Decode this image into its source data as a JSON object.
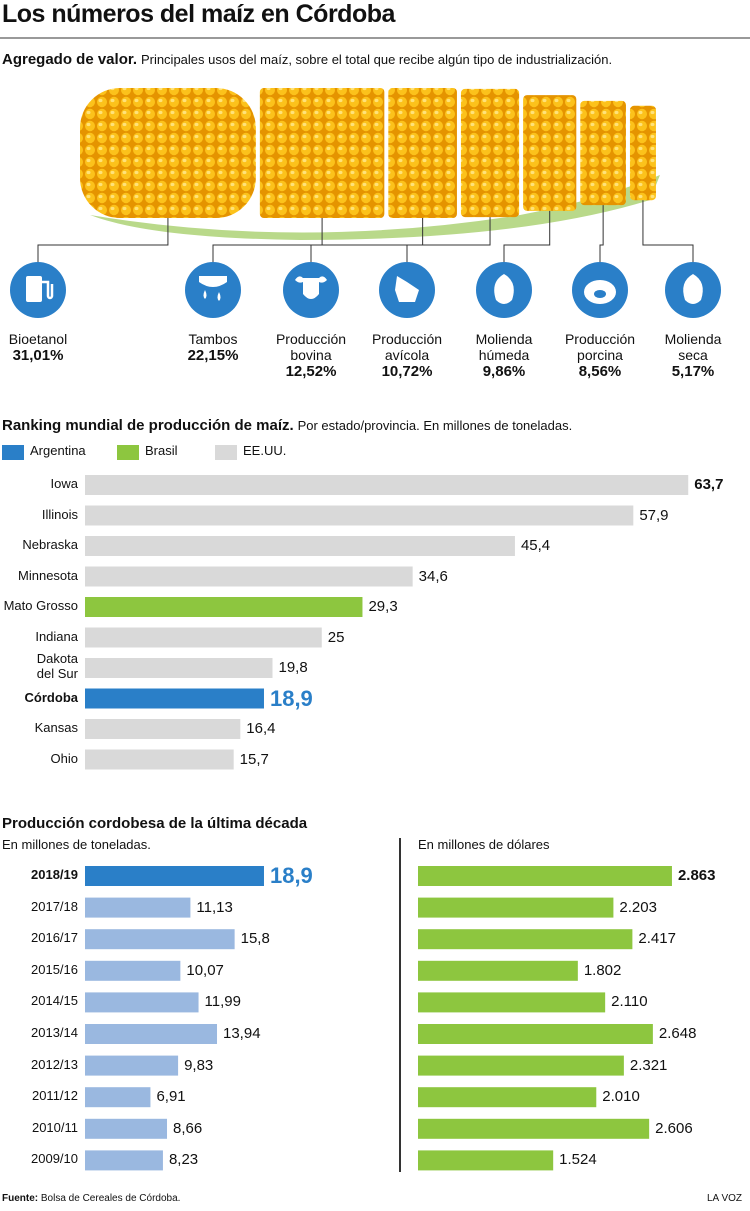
{
  "title": "Los números del maíz en Córdoba",
  "chart_data": [
    {
      "type": "corn",
      "title": "Agregado de valor.",
      "subtitle": "Principales usos del maíz, sobre el total que recibe algún tipo de industrialización.",
      "categories": [
        "Bioetanol",
        "Tambos",
        "Producción bovina",
        "Producción avícola",
        "Molienda húmeda",
        "Producción porcina",
        "Molienda seca"
      ],
      "values": [
        31.01,
        22.15,
        12.52,
        10.72,
        9.86,
        8.56,
        5.17
      ],
      "value_labels": [
        "31,01%",
        "22,15%",
        "12,52%",
        "10,72%",
        "9,86%",
        "8,56%",
        "5,17%"
      ],
      "color": "#2a7fc8"
    },
    {
      "type": "bar",
      "title": "Ranking mundial de producción de maíz.",
      "subtitle": "Por estado/provincia. En millones de toneladas.",
      "categories": [
        "Iowa",
        "Illinois",
        "Nebraska",
        "Minnesota",
        "Mato Grosso",
        "Indiana",
        "Dakota del Sur",
        "Córdoba",
        "Kansas",
        "Ohio"
      ],
      "series": [
        {
          "name": "Argentina",
          "color": "#2a7fc8",
          "values": [
            null,
            null,
            null,
            null,
            null,
            null,
            null,
            18.9,
            null,
            null
          ],
          "value_labels": [
            null,
            null,
            null,
            null,
            null,
            null,
            null,
            "18,9",
            null,
            null
          ]
        },
        {
          "name": "Brasil",
          "color": "#8dc63f",
          "values": [
            null,
            null,
            null,
            null,
            29.3,
            null,
            null,
            null,
            null,
            null
          ],
          "value_labels": [
            null,
            null,
            null,
            null,
            "29,3",
            null,
            null,
            null,
            null,
            null
          ]
        },
        {
          "name": "EE.UU.",
          "color": "#d9d9d9",
          "values": [
            63.7,
            57.9,
            45.4,
            34.6,
            null,
            25,
            19.8,
            null,
            16.4,
            15.7
          ],
          "value_labels": [
            "63,7",
            "57,9",
            "45,4",
            "34,6",
            null,
            "25",
            "19,8",
            null,
            "16,4",
            "15,7"
          ]
        }
      ]
    },
    {
      "type": "bar",
      "title": "Producción cordobesa de la última década",
      "subtitle": "En millones de toneladas.",
      "categories": [
        "2018/19",
        "2017/18",
        "2016/17",
        "2015/16",
        "2014/15",
        "2013/14",
        "2012/13",
        "2011/12",
        "2010/11",
        "2009/10"
      ],
      "values": [
        18.9,
        11.13,
        15.8,
        10.07,
        11.99,
        13.94,
        9.83,
        6.91,
        8.66,
        8.23
      ],
      "value_labels": [
        "18,9",
        "11,13",
        "15,8",
        "10,07",
        "11,99",
        "13,94",
        "9,83",
        "6,91",
        "8,66",
        "8,23"
      ],
      "color": "#9ab8e0",
      "highlight_color": "#2a7fc8"
    },
    {
      "type": "bar",
      "subtitle": "En millones de dólares",
      "values": [
        2863,
        2203,
        2417,
        1802,
        2110,
        2648,
        2321,
        2010,
        2606,
        1524
      ],
      "value_labels": [
        "2.863",
        "2.203",
        "2.417",
        "1.802",
        "2.110",
        "2.648",
        "2.321",
        "2.010",
        "2.606",
        "1.524"
      ],
      "color": "#8dc63f"
    }
  ],
  "source_label": "Fuente:",
  "source": "Bolsa de Cereales de Córdoba.",
  "brand": "LA VOZ"
}
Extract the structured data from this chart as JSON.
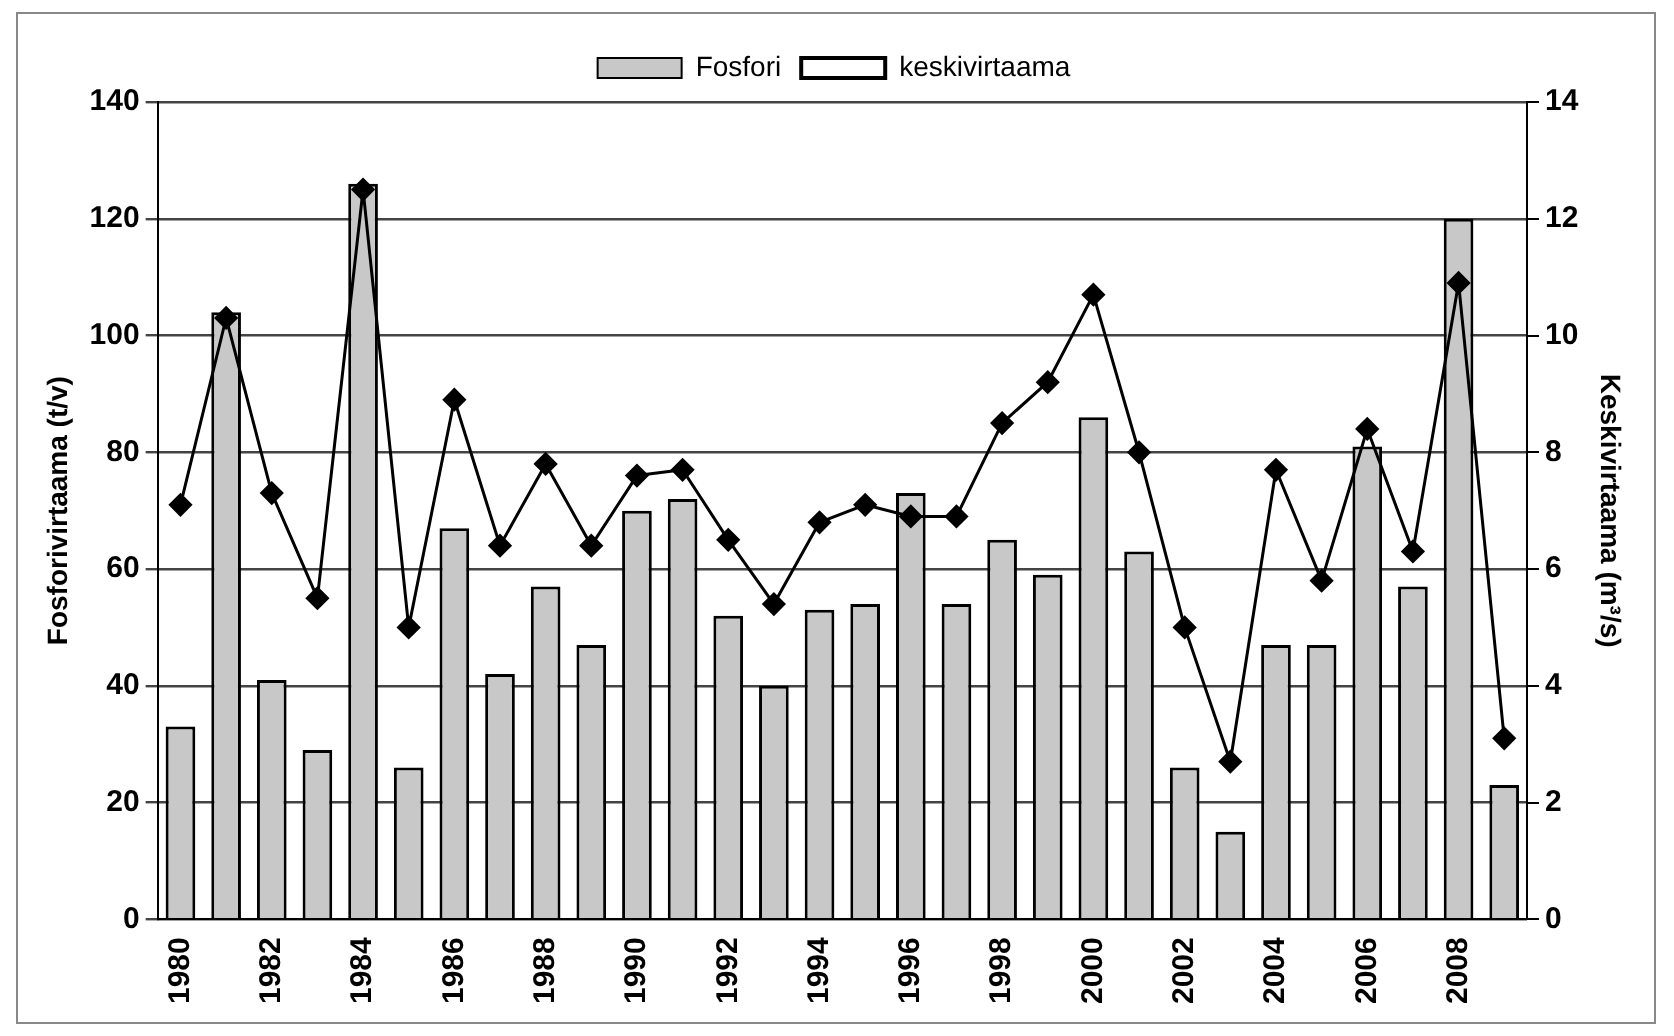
{
  "chart_data": {
    "type": "bar",
    "categories": [
      "1980",
      null,
      "1982",
      null,
      "1984",
      null,
      "1986",
      null,
      "1988",
      null,
      "1990",
      null,
      "1992",
      null,
      "1994",
      null,
      "1996",
      null,
      "1998",
      null,
      "2000",
      null,
      "2002",
      null,
      "2004",
      null,
      "2006",
      null,
      "2008",
      null
    ],
    "series": [
      {
        "name": "Fosfori",
        "color": "#c8c8c8",
        "values": [
          33,
          104,
          41,
          29,
          126,
          26,
          67,
          42,
          57,
          47,
          70,
          72,
          52,
          40,
          53,
          54,
          73,
          54,
          65,
          59,
          86,
          63,
          26,
          15,
          47,
          47,
          81,
          57,
          120,
          23
        ]
      },
      {
        "name": "keskivirtaama",
        "type": "line",
        "axis": "y2",
        "color": "#000000",
        "values": [
          7.1,
          10.3,
          7.3,
          5.5,
          12.5,
          5.0,
          8.9,
          6.4,
          7.8,
          6.4,
          7.6,
          7.7,
          6.5,
          5.4,
          6.8,
          7.1,
          6.9,
          6.9,
          8.5,
          9.2,
          10.7,
          8.0,
          5.0,
          2.7,
          7.7,
          5.8,
          8.4,
          6.3,
          10.9,
          3.1
        ]
      }
    ],
    "ylabel": "Fosforivirtaama (t/v)",
    "y2label": "Keskivirtaama (m³/s)",
    "ylim": [
      0,
      140
    ],
    "yticks": [
      0,
      20,
      40,
      60,
      80,
      100,
      120,
      140
    ],
    "y2lim": [
      0,
      14
    ],
    "y2ticks": [
      0,
      2,
      4,
      6,
      8,
      10,
      12,
      14
    ],
    "grid": "y",
    "legend": "top",
    "marker": "diamond",
    "line_style": "solid"
  }
}
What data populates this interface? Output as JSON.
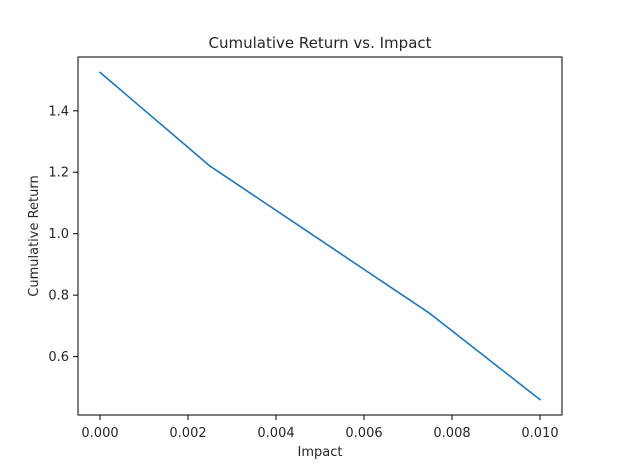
{
  "chart_data": {
    "type": "line",
    "title": "Cumulative Return vs. Impact",
    "xlabel": "Impact",
    "ylabel": "Cumulative Return",
    "xlim": [
      -0.0005,
      0.0105
    ],
    "ylim": [
      0.41,
      1.575
    ],
    "x_ticks": [
      "0.000",
      "0.002",
      "0.004",
      "0.006",
      "0.008",
      "0.010"
    ],
    "y_ticks": [
      "0.6",
      "0.8",
      "1.0",
      "1.2",
      "1.4"
    ],
    "grid": false,
    "series": [
      {
        "color": "#1f77b4",
        "x": [
          0.0,
          0.0025,
          0.005,
          0.0075,
          0.01
        ],
        "y": [
          1.525,
          1.22,
          0.98,
          0.74,
          0.46
        ]
      }
    ]
  }
}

═══

[EXERCISE DIRECTIONS] Pick out and copy the lines of the material that include the word "millones".

[FULL RESPONSE]
      "subtitle": "Por estado/provincia. En millones de toneladas.",
      "subtitle": "En millones de toneladas.",
      "subtitle": "En millones de dólares",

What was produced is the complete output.